_Do this_: Report how many lines of these entries hold the string "version"; reply with the number alone.

** START OF Task material **

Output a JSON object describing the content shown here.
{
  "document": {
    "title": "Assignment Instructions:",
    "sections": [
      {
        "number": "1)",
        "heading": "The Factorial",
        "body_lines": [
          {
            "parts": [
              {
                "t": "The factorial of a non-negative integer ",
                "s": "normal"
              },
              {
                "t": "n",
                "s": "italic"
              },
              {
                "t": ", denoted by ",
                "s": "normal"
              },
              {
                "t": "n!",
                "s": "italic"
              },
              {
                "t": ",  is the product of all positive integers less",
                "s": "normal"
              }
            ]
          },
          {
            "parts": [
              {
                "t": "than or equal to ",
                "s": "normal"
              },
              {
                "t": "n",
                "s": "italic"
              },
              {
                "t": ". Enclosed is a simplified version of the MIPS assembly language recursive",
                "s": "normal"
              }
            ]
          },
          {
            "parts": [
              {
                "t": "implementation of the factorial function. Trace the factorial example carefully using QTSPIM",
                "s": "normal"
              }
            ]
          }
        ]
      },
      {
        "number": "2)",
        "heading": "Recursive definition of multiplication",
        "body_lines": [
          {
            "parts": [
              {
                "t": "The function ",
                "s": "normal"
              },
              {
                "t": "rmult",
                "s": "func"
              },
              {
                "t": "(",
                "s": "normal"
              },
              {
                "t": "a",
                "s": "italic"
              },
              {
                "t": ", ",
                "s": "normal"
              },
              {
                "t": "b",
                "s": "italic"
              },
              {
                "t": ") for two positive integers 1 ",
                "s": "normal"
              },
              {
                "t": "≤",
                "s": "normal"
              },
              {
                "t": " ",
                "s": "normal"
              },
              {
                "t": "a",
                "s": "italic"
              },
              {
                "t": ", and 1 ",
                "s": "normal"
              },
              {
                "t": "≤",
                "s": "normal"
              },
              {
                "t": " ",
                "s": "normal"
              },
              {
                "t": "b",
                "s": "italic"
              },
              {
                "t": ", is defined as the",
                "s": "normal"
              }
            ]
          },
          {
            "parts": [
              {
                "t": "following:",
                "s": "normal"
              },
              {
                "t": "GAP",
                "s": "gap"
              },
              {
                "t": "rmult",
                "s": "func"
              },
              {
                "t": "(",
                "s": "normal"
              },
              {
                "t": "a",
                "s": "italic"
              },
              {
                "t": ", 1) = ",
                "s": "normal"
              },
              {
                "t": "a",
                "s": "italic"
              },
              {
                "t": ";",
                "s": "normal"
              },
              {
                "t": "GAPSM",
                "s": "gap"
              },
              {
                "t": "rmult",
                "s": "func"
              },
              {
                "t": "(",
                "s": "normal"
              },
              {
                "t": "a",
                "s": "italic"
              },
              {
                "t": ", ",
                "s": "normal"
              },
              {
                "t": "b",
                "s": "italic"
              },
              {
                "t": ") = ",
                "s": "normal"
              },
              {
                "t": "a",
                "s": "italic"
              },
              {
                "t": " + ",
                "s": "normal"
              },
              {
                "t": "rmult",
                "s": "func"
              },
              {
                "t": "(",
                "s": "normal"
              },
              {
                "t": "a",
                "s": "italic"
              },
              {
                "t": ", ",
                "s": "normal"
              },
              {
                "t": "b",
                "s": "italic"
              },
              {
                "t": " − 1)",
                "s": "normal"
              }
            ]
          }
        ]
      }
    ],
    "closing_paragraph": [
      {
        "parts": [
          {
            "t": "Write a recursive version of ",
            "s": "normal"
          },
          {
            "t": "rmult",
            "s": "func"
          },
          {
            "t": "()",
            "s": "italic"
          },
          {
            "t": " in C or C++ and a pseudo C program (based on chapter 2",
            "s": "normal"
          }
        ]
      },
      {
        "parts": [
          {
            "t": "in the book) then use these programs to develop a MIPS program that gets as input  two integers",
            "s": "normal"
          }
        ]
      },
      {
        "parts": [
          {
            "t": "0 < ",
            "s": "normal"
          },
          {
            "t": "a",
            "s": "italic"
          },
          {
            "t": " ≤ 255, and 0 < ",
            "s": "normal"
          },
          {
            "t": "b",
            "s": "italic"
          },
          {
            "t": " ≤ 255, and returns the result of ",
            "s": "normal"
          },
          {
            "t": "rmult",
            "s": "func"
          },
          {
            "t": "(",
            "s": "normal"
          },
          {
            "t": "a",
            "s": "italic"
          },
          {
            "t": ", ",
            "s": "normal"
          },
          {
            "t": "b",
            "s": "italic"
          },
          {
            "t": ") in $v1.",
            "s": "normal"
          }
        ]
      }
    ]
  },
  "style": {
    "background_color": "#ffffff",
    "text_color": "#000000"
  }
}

** END OF Task material **

_Expected answer_: 2